_Task description_
Lines before the one containing "Type out the text in this image." are excluded; reproduce that line and all lines after it in the entries below, exactly.

++++++++++++++++++++

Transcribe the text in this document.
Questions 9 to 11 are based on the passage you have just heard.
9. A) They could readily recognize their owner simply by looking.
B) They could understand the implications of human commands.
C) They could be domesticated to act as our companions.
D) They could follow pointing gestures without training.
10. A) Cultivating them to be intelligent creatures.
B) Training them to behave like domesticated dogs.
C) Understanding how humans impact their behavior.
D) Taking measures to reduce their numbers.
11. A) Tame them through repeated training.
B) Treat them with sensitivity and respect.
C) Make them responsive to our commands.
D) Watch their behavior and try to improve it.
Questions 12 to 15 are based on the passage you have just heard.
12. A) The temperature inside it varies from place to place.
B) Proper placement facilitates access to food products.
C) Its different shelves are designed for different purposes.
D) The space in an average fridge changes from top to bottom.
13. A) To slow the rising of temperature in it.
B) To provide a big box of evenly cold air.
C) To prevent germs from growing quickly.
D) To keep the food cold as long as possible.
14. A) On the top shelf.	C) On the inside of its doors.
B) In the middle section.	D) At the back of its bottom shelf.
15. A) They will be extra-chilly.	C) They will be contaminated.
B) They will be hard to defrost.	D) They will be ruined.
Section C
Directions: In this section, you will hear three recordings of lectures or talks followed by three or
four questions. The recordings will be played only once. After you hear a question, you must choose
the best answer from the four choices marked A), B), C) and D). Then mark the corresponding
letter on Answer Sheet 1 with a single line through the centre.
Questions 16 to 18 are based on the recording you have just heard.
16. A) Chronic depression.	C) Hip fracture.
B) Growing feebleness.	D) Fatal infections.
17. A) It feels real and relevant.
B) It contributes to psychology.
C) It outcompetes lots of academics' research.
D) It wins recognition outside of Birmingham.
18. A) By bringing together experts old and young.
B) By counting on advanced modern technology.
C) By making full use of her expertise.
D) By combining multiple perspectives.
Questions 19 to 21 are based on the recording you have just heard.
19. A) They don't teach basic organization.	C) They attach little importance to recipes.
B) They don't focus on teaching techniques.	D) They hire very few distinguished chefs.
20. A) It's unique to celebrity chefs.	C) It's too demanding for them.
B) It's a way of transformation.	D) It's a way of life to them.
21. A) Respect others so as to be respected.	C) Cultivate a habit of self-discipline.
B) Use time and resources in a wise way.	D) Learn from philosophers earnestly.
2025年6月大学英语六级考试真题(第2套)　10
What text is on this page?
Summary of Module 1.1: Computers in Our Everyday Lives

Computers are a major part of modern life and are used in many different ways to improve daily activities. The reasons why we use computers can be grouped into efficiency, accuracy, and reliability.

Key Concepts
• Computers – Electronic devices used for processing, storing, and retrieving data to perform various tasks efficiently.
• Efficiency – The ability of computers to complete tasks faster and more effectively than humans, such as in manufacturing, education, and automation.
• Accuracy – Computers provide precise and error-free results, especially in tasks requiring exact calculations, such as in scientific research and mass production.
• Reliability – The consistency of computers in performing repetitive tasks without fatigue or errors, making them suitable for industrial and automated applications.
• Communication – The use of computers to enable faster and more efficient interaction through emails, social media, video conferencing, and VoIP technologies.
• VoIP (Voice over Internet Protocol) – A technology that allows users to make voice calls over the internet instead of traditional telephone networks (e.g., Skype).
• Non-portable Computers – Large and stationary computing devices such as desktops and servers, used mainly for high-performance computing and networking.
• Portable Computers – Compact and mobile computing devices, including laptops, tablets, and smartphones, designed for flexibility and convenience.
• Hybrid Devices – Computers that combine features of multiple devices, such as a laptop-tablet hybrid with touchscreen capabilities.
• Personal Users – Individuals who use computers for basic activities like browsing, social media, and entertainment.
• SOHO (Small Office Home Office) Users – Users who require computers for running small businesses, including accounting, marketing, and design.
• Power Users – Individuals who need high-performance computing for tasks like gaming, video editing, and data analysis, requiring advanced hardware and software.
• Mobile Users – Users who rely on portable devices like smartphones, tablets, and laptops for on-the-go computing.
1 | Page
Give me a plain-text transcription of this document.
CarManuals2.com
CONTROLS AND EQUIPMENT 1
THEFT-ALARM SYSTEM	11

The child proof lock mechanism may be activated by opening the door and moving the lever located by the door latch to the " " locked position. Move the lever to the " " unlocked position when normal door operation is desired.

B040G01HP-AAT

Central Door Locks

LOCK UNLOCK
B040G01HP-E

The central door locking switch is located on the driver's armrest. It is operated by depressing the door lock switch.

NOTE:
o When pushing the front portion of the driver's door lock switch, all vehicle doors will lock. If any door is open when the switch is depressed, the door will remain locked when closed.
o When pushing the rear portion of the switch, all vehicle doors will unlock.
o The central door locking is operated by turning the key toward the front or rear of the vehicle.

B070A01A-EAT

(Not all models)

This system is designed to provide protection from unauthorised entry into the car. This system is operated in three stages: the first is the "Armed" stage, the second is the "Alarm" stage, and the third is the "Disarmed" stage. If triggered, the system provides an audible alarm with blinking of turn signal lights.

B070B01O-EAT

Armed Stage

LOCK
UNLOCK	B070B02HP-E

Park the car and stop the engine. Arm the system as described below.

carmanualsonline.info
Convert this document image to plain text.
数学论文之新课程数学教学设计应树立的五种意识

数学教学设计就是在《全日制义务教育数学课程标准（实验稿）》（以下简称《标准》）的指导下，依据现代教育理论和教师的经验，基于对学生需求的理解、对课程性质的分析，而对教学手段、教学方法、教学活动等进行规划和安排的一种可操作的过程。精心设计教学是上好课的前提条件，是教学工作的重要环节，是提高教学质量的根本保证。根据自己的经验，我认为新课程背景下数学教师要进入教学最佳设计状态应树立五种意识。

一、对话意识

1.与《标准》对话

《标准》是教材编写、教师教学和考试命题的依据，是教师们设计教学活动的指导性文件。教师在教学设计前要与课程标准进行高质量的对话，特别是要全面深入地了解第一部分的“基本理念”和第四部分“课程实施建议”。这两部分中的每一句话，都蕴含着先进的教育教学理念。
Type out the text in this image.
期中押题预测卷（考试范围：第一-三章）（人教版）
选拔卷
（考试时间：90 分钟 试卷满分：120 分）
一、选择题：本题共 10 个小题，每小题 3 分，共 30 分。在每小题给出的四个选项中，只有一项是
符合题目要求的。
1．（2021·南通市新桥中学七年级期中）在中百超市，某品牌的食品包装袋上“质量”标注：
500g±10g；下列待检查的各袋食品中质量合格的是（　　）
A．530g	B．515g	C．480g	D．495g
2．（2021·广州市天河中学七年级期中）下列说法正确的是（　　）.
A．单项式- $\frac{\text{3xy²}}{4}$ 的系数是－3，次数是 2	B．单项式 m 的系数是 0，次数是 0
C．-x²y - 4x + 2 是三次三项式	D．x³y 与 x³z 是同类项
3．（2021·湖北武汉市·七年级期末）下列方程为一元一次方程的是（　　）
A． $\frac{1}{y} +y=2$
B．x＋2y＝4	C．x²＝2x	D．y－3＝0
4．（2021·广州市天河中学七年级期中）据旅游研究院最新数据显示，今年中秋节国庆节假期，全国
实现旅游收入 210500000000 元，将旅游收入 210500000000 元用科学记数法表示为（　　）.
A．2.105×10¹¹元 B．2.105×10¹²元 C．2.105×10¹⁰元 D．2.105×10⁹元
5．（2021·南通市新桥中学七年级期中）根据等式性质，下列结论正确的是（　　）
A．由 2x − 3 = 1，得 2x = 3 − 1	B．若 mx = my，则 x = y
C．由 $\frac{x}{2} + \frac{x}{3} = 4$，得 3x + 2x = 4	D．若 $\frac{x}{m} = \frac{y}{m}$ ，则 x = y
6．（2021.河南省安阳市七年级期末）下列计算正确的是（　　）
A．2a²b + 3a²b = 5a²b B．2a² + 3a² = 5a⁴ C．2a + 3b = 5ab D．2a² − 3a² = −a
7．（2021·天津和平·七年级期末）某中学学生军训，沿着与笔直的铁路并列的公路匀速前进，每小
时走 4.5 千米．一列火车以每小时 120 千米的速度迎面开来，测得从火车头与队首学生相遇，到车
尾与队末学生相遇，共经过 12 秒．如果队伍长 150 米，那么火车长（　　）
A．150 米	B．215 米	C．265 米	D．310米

++++++++++++++++++++

_Final result_
Type out the text in this image.
期中押题预测卷（考试范围：第一-三章）（人教版）
选拔卷
（考试时间：90 分钟 试卷满分：120 分）
一、选择题：本题共 10 个小题，每小题 3 分，共 30 分。在每小题给出的四个选项中，只有一项是
符合题目要求的。
1．（2021·南通市新桥中学七年级期中）在中百超市，某品牌的食品包装袋上“质量”标注：
500g±10g；下列待检查的各袋食品中质量合格的是（　　）
A．530g	B．515g	C．480g	D．495g
2．（2021·广州市天河中学七年级期中）下列说法正确的是（　　）.
A．单项式- $\frac{\text{3xy²}}{4}$ 的系数是－3，次数是 2	B．单项式 m 的系数是 0，次数是 0
C．-x²y - 4x + 2 是三次三项式	D．x³y 与 x³z 是同类项
3．（2021·湖北武汉市·七年级期末）下列方程为一元一次方程的是（　　）
A． $\frac{1}{y} +y=2$
B．x＋2y＝4	C．x²＝2x	D．y－3＝0
4．（2021·广州市天河中学七年级期中）据旅游研究院最新数据显示，今年中秋节国庆节假期，全国
实现旅游收入 210500000000 元，将旅游收入 210500000000 元用科学记数法表示为（　　）.
A．2.105×10¹¹元 B．2.105×10¹²元 C．2.105×10¹⁰元 D．2.105×10⁹元
5．（2021·南通市新桥中学七年级期中）根据等式性质，下列结论正确的是（　　）
A．由 2x − 3 = 1，得 2x = 3 − 1	B．若 mx = my，则 x = y
C．由 $\frac{x}{2} + \frac{x}{3} = 4$，得 3x + 2x = 4	D．若 $\frac{x}{m} = \frac{y}{m}$ ，则 x = y
6．（2021.河南省安阳市七年级期末）下列计算正确的是（　　）
A．2a²b + 3a²b = 5a²b B．2a² + 3a² = 5a⁴ C．2a + 3b = 5ab D．2a² − 3a² = −a
7．（2021·天津和平·七年级期末）某中学学生军训，沿着与笔直的铁路并列的公路匀速前进，每小
时走 4.5 千米．一列火车以每小时 120 千米的速度迎面开来，测得从火车头与队首学生相遇，到车
尾与队末学生相遇，共经过 12 秒．如果队伍长 150 米，那么火车长（　　）
A．150 米	B．215 米	C．265 米	D．310米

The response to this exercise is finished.